### REQUIREMENTS
Work out how many lines in the data hold the word "چابهار", and reply with that number only.

### SUPPLIED RECORDS
______________________________

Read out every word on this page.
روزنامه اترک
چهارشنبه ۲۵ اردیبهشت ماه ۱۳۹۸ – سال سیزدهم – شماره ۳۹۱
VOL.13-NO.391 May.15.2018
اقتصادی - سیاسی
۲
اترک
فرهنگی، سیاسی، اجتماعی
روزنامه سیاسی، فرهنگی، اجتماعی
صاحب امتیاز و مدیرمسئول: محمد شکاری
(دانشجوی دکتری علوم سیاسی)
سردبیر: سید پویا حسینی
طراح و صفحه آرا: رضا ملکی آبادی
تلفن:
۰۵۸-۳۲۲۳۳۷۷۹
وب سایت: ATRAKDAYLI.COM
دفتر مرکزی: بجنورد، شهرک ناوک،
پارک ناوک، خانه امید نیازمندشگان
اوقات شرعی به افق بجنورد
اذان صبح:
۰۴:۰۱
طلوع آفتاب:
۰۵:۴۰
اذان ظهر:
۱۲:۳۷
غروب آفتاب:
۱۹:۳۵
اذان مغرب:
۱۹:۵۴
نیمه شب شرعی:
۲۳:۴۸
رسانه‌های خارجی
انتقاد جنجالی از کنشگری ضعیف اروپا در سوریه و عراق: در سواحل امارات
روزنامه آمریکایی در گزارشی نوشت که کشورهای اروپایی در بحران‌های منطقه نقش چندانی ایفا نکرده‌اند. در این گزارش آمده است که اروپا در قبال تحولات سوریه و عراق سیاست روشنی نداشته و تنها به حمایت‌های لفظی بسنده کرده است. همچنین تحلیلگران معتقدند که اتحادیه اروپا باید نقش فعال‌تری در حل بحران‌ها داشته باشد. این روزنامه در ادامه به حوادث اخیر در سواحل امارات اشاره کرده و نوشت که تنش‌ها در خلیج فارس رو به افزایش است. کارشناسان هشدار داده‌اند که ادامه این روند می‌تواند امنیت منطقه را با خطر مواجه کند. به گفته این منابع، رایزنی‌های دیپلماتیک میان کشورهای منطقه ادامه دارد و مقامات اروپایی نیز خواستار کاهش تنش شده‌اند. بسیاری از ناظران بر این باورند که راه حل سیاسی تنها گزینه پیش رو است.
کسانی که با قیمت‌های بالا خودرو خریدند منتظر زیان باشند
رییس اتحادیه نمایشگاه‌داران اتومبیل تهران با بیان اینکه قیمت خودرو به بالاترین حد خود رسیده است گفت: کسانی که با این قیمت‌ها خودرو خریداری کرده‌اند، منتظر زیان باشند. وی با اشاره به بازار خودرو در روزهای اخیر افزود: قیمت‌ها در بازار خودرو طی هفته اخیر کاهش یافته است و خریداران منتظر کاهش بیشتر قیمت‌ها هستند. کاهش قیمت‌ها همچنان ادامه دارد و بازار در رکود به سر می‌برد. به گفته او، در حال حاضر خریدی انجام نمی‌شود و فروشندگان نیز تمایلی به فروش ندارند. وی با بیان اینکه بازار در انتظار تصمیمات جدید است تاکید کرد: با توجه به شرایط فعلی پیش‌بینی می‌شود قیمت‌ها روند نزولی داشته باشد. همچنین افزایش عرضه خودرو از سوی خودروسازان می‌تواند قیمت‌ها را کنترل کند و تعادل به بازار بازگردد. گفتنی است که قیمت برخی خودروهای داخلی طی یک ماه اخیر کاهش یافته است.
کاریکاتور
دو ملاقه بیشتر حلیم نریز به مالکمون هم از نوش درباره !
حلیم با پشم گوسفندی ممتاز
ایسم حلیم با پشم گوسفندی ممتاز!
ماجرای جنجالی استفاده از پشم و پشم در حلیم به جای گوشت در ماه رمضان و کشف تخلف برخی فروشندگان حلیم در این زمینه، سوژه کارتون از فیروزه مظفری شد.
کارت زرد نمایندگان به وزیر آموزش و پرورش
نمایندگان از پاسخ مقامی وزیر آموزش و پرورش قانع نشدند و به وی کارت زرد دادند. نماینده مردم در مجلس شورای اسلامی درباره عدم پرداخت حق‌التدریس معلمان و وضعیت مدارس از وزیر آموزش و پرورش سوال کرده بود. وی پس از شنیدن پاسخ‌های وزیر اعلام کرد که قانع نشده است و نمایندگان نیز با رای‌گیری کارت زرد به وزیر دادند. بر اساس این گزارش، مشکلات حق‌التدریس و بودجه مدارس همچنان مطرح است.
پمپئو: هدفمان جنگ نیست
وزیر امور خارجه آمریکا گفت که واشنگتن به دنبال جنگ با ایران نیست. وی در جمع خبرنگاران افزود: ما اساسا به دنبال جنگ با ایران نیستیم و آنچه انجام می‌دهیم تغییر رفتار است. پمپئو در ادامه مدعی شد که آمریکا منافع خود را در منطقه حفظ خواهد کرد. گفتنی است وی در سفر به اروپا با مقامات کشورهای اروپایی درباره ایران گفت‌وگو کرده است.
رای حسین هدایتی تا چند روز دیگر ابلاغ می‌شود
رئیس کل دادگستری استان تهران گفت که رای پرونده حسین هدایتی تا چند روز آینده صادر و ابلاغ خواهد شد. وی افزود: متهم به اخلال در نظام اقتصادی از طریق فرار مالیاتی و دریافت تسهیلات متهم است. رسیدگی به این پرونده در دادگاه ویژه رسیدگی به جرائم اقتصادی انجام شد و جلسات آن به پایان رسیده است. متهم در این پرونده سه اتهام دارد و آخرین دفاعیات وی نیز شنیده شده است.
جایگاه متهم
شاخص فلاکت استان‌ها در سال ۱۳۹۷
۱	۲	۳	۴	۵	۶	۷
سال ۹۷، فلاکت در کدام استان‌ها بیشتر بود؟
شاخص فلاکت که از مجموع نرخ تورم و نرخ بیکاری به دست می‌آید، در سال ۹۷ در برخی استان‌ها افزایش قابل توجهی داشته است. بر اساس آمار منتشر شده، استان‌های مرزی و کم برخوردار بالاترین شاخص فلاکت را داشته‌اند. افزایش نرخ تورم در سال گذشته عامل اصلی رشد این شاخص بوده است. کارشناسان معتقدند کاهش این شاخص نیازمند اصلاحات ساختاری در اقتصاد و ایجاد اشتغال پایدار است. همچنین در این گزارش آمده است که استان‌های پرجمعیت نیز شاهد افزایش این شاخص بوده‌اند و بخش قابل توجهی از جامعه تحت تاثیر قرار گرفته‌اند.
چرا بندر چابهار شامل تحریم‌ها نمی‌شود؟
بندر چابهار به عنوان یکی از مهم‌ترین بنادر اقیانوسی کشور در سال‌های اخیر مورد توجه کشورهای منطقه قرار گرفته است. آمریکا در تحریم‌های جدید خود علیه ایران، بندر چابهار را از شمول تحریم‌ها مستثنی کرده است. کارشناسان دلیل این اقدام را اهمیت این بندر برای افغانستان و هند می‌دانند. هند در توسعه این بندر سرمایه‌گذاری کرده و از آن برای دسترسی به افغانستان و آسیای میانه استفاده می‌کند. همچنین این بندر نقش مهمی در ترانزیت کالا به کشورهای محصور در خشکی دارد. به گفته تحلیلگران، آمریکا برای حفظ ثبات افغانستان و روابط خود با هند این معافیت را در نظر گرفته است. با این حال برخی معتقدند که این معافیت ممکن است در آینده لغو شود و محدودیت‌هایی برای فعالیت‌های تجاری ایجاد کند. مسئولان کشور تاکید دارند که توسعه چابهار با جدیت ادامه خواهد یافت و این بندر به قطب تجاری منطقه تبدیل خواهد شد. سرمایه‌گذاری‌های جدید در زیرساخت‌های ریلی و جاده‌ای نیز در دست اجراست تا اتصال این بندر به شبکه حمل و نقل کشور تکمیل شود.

______________________________

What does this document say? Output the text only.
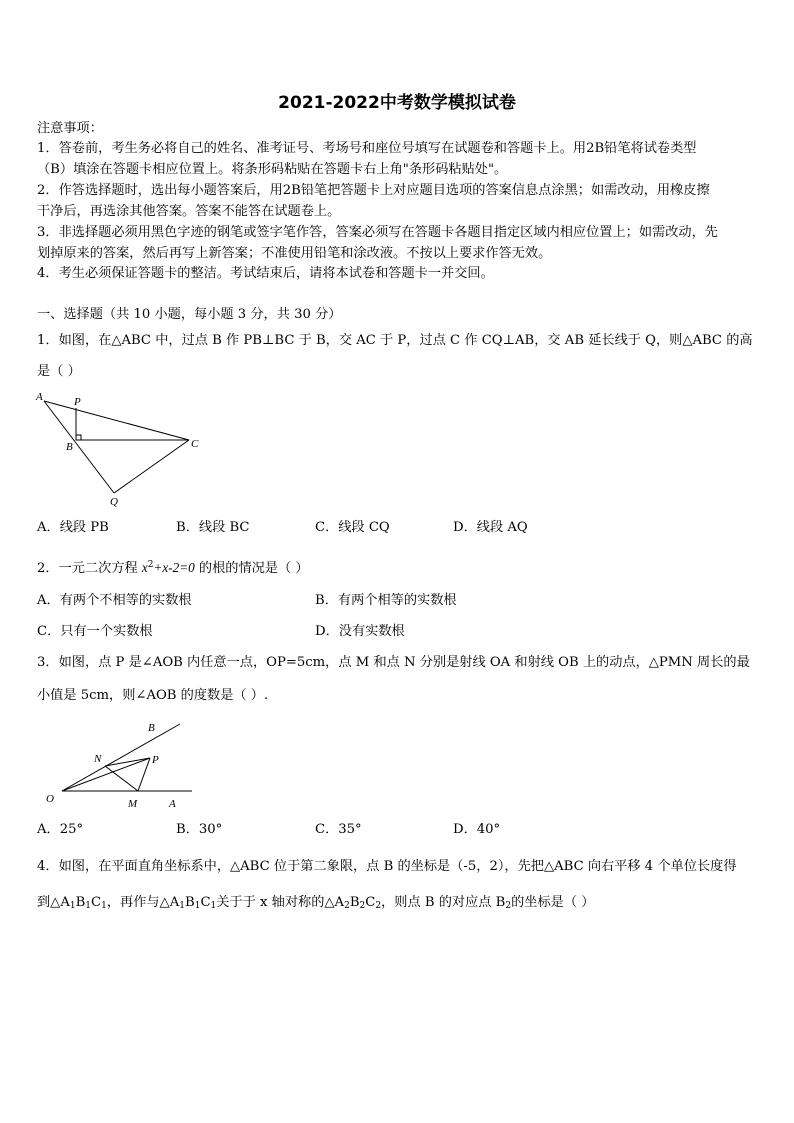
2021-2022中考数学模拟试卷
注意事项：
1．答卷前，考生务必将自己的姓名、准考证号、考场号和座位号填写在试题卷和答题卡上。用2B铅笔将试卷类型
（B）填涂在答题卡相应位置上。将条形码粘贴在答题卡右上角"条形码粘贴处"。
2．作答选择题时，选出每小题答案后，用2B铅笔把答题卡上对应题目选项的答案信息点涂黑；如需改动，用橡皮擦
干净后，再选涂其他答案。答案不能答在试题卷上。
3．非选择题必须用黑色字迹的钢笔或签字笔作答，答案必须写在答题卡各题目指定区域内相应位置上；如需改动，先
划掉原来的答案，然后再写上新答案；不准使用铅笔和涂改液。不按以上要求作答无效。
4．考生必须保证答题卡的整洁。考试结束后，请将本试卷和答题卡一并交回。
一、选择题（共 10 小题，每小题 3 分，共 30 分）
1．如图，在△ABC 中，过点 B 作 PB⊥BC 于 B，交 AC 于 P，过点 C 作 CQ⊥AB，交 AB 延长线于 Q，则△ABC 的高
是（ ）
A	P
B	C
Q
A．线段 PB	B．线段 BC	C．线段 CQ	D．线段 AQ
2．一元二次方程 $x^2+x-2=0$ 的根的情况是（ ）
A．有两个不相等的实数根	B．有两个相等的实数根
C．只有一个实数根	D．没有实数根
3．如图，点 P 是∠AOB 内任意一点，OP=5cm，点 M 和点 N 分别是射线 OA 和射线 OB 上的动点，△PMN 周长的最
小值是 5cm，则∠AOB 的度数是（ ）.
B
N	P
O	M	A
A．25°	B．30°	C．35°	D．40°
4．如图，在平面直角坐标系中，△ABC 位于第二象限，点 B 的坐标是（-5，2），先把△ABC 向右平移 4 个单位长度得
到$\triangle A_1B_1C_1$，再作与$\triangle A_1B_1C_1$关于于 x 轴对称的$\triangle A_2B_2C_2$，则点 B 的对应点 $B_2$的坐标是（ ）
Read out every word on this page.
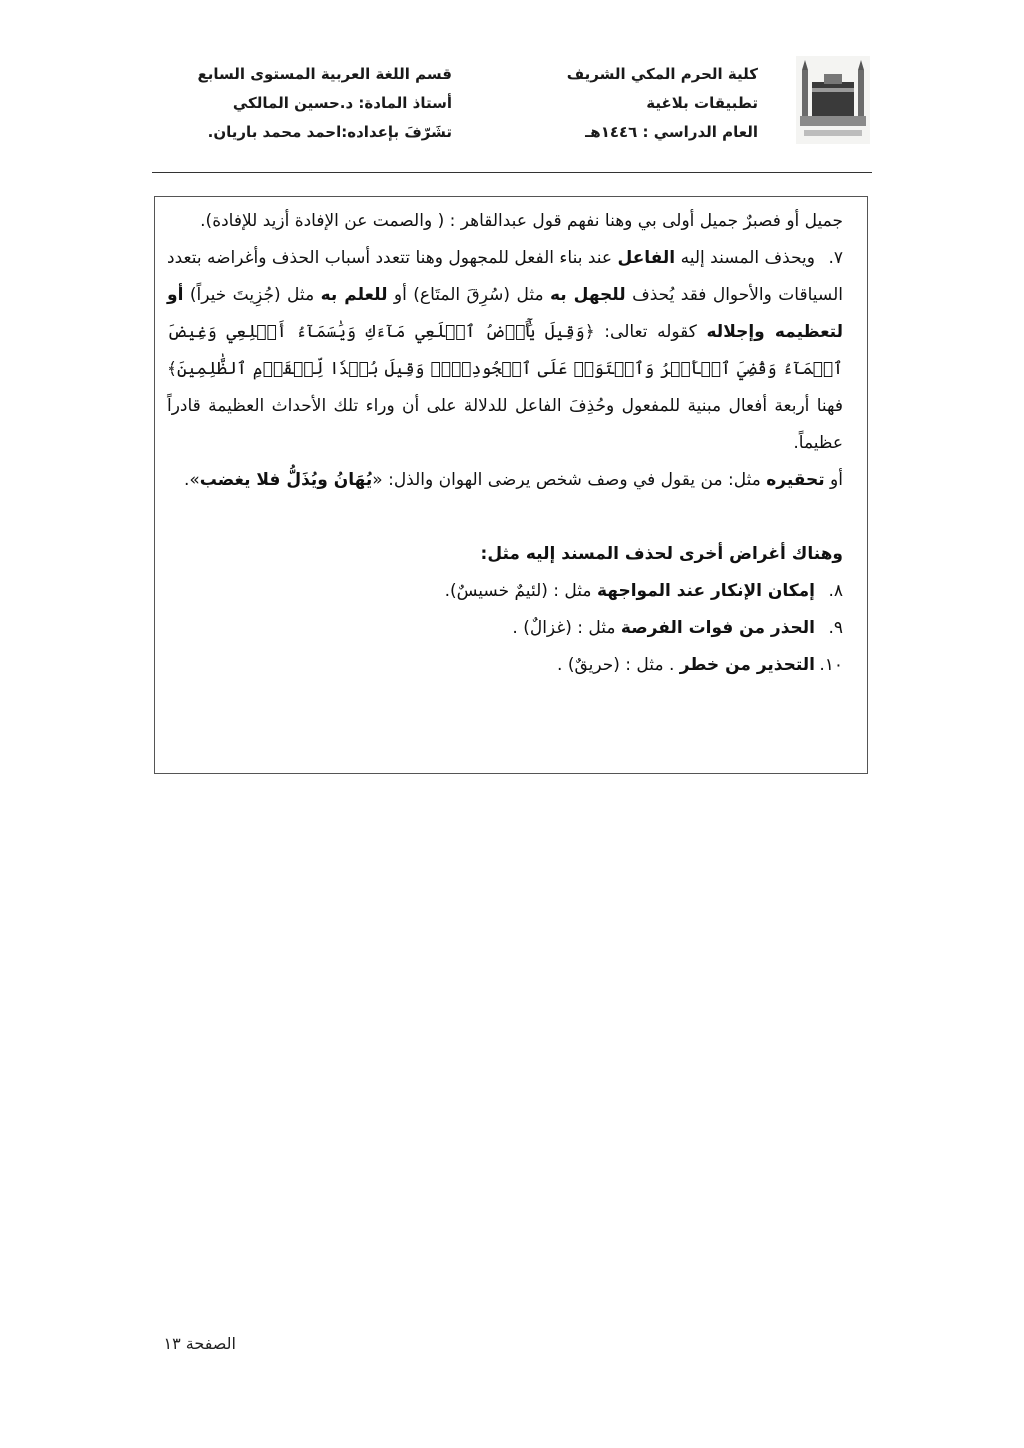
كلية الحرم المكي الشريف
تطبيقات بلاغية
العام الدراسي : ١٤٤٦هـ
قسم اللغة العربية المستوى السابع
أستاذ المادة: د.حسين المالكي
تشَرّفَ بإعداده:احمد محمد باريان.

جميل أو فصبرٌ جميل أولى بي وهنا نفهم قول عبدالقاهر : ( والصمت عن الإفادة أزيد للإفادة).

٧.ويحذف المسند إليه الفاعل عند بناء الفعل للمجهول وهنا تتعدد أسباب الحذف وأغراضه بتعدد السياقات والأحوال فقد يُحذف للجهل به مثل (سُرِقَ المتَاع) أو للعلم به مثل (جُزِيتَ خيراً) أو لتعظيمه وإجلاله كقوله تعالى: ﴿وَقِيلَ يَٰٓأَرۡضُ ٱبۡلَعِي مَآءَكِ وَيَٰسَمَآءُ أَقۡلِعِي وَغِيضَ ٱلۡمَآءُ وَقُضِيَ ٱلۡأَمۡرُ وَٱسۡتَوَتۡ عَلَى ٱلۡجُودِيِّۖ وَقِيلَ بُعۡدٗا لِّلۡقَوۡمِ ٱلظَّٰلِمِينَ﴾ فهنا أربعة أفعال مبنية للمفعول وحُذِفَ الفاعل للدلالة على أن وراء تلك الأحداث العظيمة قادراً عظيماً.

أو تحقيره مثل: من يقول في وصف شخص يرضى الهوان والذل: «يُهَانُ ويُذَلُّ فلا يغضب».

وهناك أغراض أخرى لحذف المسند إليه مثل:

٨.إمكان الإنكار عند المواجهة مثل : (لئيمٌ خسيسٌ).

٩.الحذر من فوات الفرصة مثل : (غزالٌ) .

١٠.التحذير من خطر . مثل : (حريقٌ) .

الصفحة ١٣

______________________________

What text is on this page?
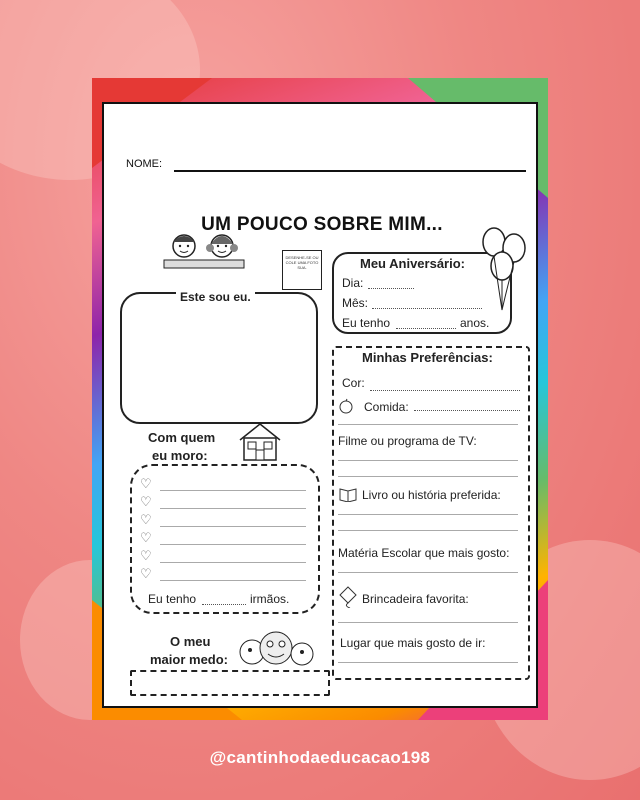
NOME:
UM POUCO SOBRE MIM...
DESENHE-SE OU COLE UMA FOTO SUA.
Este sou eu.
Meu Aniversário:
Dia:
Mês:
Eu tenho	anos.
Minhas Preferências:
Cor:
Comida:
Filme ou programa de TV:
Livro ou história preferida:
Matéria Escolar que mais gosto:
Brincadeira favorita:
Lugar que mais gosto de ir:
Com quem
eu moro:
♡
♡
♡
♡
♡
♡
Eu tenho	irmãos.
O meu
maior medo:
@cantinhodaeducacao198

______________________________

### OUTPUT FOR THIS TASK
2